* **Element region listings**:
⟨

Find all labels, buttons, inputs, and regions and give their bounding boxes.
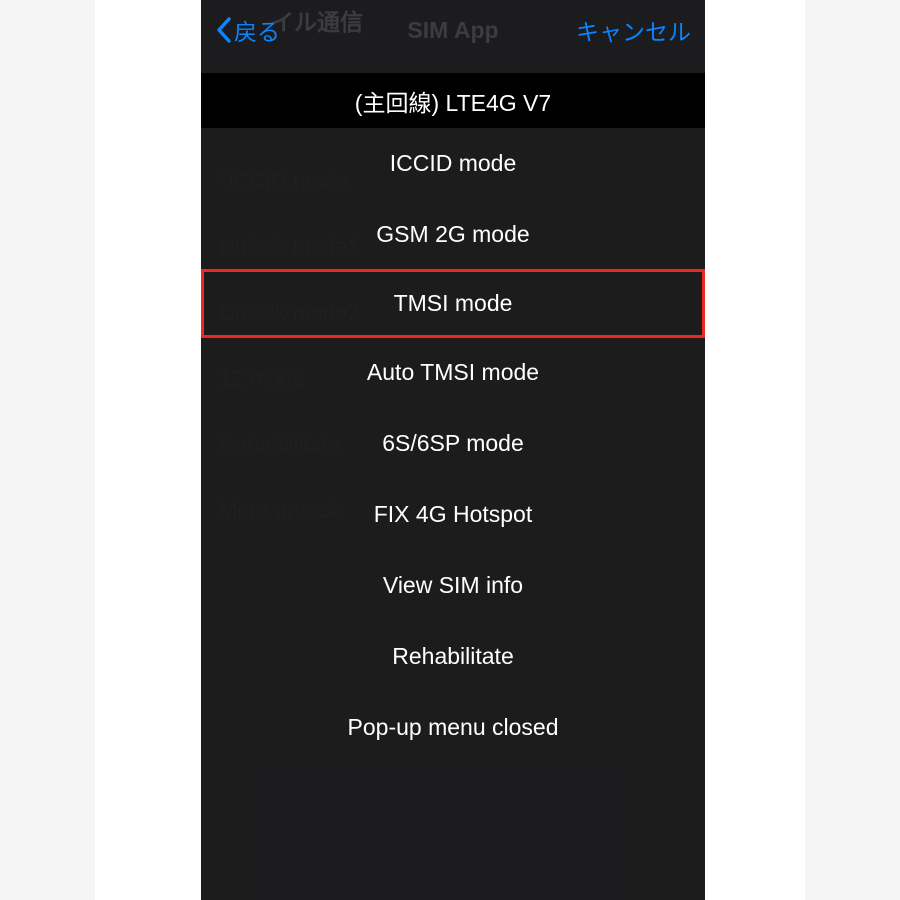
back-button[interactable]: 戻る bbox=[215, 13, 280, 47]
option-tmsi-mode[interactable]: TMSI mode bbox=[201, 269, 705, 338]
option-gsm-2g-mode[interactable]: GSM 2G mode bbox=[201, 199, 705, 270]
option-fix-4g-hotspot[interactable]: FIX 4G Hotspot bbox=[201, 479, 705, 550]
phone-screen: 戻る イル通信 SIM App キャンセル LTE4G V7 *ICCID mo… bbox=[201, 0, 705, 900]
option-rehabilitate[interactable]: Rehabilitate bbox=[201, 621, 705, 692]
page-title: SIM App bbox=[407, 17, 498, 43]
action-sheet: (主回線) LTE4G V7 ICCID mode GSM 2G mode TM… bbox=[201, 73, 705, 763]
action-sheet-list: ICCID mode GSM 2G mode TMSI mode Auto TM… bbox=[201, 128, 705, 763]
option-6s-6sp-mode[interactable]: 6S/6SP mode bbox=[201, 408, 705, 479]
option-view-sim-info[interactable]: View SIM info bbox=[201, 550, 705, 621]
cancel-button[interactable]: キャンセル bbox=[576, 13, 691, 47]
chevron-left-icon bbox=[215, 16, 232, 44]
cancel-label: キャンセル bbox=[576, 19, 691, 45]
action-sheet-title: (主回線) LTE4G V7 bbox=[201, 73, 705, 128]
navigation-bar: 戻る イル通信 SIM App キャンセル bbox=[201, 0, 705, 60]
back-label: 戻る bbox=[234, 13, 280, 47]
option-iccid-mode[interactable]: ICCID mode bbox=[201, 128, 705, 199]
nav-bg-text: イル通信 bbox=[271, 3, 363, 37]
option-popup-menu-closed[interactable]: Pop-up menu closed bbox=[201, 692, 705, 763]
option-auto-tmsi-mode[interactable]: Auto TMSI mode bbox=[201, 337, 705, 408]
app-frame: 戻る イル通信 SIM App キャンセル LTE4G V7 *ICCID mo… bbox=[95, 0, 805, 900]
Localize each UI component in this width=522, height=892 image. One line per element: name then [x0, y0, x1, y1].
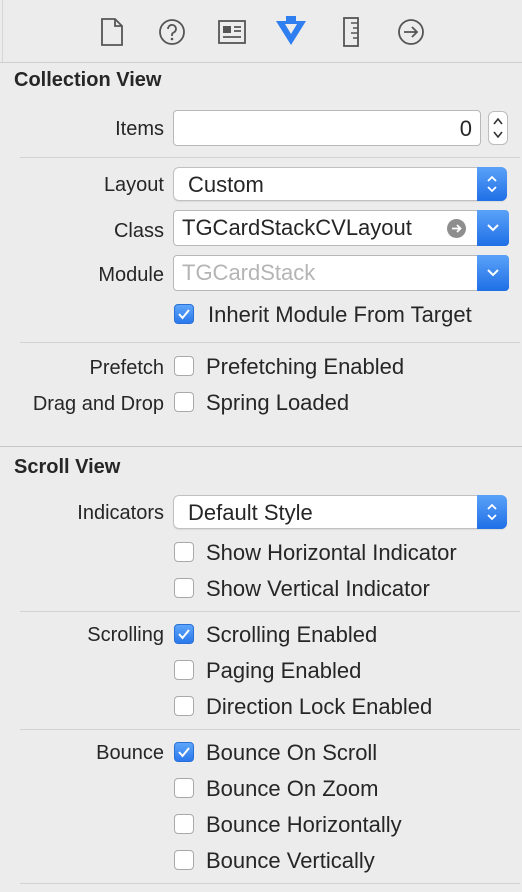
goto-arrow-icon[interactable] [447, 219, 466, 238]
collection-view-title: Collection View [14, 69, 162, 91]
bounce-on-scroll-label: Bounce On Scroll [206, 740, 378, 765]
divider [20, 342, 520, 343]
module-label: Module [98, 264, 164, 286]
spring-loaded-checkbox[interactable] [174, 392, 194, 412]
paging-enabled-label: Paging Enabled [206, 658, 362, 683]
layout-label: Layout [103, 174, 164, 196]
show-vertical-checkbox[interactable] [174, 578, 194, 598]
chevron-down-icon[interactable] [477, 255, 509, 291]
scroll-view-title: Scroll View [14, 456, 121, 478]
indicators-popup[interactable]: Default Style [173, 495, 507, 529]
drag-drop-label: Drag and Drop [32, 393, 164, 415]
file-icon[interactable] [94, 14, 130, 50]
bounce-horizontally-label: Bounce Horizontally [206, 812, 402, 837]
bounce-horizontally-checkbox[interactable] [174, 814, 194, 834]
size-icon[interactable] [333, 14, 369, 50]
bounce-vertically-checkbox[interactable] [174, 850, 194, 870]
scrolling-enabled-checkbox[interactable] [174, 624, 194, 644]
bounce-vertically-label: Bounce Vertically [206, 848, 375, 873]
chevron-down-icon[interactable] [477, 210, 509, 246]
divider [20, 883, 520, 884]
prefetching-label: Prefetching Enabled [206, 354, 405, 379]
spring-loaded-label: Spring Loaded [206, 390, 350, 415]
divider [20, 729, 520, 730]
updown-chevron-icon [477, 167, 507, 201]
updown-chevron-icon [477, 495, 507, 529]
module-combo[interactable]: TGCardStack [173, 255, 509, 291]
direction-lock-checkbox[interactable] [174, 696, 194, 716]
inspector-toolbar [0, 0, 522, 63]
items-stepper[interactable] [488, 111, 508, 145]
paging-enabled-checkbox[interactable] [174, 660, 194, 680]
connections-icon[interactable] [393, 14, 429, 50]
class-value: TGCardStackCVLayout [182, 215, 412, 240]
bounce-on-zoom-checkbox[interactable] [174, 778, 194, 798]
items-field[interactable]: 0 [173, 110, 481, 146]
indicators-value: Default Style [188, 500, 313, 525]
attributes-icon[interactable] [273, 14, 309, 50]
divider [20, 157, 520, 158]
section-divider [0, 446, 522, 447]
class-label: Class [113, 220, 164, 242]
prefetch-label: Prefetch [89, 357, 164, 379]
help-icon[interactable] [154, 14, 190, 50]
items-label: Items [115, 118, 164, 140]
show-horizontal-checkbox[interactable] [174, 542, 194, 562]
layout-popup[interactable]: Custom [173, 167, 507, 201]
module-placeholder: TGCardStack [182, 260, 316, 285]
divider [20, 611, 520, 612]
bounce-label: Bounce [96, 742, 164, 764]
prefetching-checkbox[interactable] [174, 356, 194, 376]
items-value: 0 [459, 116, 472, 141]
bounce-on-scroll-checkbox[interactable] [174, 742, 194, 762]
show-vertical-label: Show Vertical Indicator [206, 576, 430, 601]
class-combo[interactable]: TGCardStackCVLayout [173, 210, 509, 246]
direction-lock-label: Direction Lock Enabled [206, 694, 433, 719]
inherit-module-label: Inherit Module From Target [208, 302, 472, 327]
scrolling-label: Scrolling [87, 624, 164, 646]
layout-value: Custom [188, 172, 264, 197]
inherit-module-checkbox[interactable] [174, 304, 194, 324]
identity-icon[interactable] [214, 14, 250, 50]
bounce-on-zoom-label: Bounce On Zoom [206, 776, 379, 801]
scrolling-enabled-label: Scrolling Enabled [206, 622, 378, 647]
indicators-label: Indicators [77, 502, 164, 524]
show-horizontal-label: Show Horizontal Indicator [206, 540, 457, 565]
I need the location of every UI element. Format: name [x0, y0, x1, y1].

⟩
⟨

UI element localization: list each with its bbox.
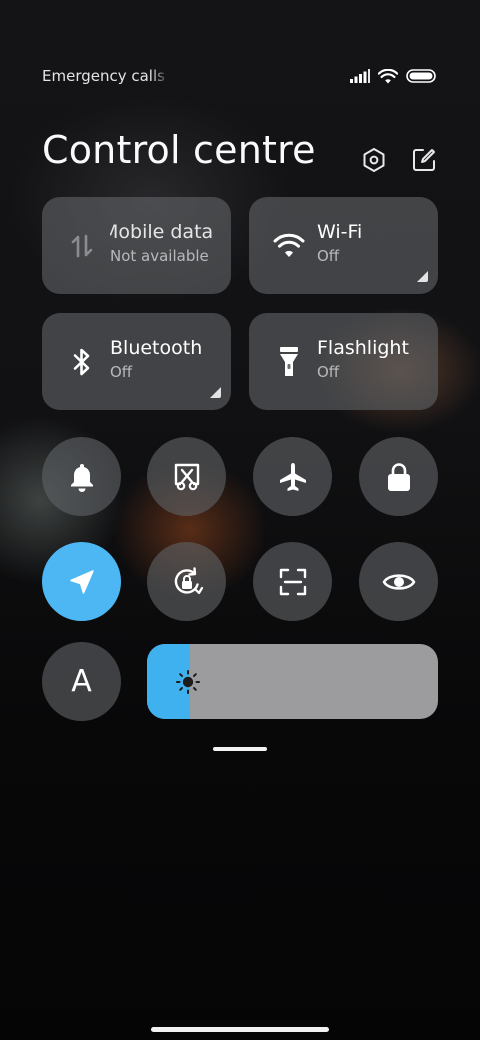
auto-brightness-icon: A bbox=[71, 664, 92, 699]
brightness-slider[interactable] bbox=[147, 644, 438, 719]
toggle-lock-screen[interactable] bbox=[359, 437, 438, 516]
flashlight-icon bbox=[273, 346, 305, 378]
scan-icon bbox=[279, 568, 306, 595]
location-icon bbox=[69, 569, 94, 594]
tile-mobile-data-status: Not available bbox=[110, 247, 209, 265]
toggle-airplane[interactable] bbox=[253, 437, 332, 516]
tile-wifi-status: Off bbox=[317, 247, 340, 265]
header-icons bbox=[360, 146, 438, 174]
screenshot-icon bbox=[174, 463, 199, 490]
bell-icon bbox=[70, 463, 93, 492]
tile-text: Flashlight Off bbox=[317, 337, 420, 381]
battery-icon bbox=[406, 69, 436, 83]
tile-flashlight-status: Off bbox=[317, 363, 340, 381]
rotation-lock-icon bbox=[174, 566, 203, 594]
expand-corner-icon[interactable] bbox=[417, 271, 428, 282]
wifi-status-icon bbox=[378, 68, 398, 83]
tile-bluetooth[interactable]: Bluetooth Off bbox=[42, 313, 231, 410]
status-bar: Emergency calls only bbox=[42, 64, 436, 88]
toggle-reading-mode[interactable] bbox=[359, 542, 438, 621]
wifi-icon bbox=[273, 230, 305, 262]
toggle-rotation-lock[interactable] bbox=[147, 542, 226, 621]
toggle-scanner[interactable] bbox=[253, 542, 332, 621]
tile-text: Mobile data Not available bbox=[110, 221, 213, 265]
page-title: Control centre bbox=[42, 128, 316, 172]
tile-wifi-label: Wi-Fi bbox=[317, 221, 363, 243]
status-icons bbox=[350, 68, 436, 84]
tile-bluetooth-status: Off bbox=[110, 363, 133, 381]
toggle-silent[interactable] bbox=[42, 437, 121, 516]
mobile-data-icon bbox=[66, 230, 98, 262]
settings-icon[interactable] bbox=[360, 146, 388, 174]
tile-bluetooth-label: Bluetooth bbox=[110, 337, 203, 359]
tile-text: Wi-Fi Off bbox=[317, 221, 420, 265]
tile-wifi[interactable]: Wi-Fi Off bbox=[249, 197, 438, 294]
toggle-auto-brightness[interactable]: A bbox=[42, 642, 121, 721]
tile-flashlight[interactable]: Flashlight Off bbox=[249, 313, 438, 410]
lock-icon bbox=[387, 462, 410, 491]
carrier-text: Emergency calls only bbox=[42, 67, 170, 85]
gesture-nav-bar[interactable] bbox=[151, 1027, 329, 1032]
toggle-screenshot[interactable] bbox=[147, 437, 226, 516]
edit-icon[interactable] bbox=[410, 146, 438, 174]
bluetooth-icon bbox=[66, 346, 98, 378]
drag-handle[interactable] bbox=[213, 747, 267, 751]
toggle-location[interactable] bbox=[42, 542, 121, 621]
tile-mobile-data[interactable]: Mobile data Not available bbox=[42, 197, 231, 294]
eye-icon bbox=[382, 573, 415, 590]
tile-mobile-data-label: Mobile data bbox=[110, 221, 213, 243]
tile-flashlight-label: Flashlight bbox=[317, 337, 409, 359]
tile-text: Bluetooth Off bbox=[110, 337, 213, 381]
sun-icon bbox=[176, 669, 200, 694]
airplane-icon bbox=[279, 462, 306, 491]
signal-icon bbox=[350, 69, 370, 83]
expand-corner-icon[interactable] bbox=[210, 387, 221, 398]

⟩
⟨

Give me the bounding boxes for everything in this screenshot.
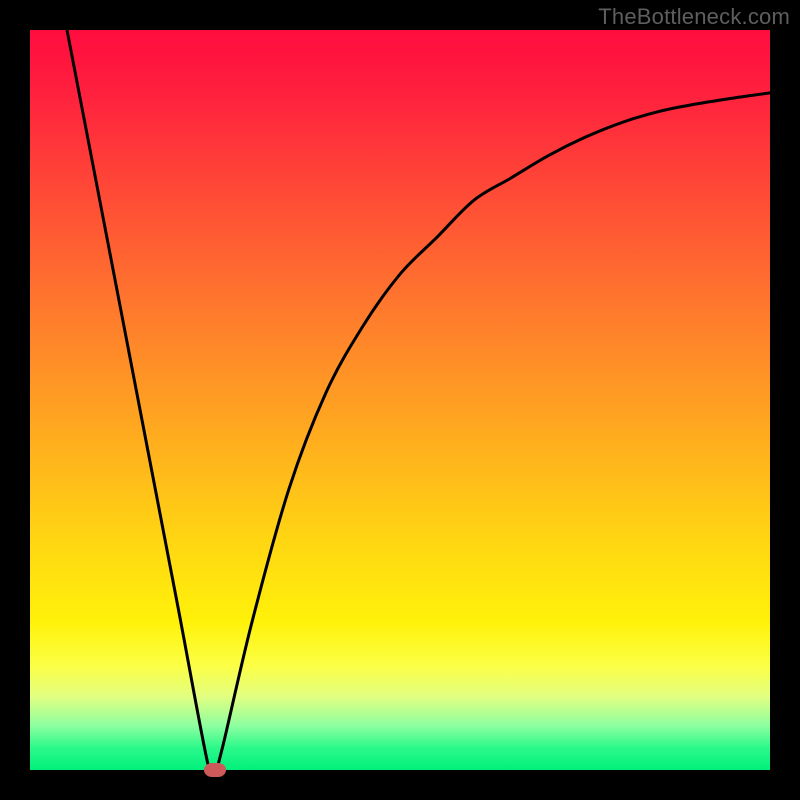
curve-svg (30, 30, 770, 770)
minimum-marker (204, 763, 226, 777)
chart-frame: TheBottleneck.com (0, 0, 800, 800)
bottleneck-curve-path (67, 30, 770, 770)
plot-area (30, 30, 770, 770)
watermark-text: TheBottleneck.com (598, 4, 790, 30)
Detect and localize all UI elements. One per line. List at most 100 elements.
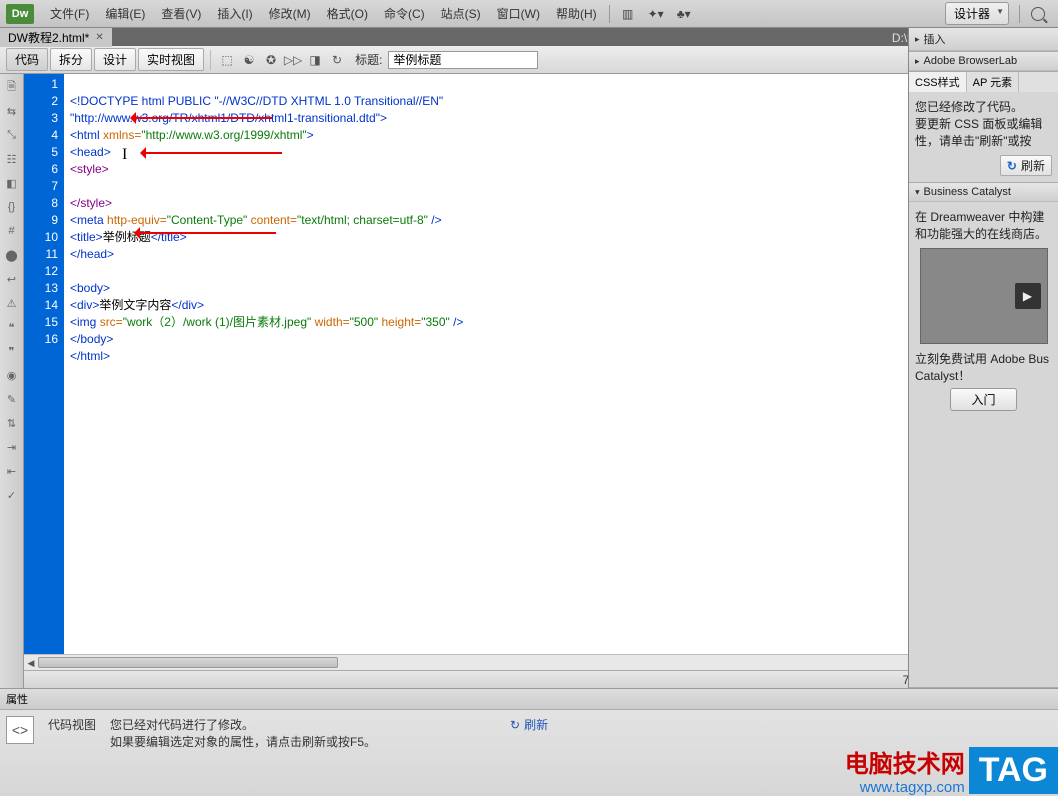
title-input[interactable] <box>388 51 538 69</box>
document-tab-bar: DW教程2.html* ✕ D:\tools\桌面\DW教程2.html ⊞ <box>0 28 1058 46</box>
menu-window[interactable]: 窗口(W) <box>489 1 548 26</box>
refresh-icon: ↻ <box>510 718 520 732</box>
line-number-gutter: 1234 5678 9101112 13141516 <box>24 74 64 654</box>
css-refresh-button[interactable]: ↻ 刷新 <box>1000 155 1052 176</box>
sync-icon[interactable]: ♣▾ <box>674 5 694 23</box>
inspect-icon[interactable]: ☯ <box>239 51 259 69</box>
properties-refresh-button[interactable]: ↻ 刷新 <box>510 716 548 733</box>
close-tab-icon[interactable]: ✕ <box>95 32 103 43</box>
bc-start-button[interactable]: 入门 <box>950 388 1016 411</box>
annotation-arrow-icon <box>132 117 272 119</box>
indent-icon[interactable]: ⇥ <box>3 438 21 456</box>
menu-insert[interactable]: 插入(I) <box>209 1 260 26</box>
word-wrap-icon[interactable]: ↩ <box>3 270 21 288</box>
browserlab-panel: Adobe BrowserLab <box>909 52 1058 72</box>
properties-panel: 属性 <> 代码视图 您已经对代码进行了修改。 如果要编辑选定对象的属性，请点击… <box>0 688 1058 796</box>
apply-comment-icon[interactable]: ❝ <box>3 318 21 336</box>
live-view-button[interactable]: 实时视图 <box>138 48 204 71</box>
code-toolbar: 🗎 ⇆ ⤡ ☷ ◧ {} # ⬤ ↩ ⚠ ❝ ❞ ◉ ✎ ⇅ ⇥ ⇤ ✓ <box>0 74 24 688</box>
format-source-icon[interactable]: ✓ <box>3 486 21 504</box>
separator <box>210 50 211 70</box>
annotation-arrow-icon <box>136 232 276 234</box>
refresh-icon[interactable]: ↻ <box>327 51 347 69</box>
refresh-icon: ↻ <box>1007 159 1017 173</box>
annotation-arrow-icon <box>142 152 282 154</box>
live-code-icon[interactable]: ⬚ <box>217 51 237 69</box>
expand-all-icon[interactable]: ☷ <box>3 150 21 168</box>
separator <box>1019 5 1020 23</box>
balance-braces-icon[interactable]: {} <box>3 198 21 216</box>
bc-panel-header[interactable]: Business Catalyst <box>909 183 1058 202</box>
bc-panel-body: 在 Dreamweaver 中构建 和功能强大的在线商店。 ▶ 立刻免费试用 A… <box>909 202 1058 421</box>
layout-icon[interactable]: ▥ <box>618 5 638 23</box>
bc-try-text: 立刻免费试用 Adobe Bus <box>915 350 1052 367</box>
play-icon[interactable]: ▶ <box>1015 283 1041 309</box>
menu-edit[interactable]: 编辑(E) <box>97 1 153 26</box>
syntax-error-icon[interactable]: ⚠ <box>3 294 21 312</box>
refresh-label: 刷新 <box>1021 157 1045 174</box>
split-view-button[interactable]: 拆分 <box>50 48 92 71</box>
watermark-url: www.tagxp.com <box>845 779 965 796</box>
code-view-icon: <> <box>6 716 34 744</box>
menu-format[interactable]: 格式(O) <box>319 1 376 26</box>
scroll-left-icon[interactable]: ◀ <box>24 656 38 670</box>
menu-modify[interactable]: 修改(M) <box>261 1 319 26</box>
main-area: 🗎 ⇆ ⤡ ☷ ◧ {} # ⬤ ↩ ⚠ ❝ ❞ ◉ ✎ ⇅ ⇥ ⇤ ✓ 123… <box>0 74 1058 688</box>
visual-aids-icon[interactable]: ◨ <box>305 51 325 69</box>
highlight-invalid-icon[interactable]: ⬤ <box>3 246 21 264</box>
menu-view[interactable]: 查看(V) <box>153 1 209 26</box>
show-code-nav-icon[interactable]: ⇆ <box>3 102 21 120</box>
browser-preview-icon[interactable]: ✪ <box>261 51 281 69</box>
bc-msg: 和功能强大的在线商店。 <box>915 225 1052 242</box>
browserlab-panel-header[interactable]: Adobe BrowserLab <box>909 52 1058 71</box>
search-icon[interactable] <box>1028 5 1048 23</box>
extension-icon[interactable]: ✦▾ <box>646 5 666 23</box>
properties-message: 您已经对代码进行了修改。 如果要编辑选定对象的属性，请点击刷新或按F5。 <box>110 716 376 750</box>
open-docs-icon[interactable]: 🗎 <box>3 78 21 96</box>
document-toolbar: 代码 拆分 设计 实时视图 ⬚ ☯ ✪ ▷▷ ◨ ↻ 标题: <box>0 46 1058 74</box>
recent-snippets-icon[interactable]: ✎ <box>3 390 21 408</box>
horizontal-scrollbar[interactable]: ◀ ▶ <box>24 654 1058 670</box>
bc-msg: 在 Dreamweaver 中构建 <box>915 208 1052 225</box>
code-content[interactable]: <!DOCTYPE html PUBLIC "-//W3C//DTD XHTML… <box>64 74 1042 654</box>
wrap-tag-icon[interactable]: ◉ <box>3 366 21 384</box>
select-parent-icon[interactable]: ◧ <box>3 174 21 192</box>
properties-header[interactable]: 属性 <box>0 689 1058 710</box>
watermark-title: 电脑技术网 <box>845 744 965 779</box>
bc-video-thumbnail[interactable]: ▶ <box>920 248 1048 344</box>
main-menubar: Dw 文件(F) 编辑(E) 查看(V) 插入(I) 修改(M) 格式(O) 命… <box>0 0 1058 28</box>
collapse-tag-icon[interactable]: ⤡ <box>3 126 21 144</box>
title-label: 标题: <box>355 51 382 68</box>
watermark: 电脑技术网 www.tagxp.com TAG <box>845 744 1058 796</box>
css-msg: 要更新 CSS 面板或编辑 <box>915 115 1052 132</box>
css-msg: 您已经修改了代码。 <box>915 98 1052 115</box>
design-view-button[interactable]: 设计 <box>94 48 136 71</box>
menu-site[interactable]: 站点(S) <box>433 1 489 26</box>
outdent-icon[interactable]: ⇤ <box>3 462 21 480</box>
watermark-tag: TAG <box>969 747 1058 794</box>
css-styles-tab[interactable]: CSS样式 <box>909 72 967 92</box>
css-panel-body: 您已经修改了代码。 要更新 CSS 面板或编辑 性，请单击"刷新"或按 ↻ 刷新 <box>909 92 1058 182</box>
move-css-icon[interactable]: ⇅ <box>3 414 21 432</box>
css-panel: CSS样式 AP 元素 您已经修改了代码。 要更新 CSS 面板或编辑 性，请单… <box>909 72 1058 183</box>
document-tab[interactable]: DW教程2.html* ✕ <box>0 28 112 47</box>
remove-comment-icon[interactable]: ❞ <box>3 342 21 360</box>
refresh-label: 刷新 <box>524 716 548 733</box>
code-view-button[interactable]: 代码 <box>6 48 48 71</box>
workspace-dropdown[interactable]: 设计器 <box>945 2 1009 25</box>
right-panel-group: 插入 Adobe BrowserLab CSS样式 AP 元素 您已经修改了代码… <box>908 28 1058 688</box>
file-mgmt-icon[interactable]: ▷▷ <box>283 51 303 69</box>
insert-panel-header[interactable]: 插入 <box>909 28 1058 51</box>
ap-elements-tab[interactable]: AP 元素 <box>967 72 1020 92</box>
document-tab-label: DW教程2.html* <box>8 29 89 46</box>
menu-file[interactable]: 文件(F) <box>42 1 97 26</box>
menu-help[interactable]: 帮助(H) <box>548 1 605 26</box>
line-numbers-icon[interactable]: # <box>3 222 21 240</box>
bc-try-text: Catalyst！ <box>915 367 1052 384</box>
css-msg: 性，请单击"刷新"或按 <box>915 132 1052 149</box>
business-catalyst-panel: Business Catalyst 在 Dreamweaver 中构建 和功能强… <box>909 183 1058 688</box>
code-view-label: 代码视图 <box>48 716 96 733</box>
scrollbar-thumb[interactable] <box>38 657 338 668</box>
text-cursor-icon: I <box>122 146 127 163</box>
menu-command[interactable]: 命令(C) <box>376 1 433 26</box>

⟩

* **WORK TO COMPLETE**: Repeat the data word for word, from the line that contains "auto-brightness-icon: A bbox=[71, 664, 92, 699]" through the line that contains "location-icon bbox=[69, 569, 94, 594]", including both of those lines.

* **RESPONSE TO THE EXERCISE**:
auto-brightness-icon: A bbox=[71, 664, 92, 699]
brightness-slider[interactable] bbox=[147, 644, 438, 719]
toggle-lock-screen[interactable] bbox=[359, 437, 438, 516]
flashlight-icon bbox=[273, 346, 305, 378]
scan-icon bbox=[279, 568, 306, 595]
location-icon bbox=[69, 569, 94, 594]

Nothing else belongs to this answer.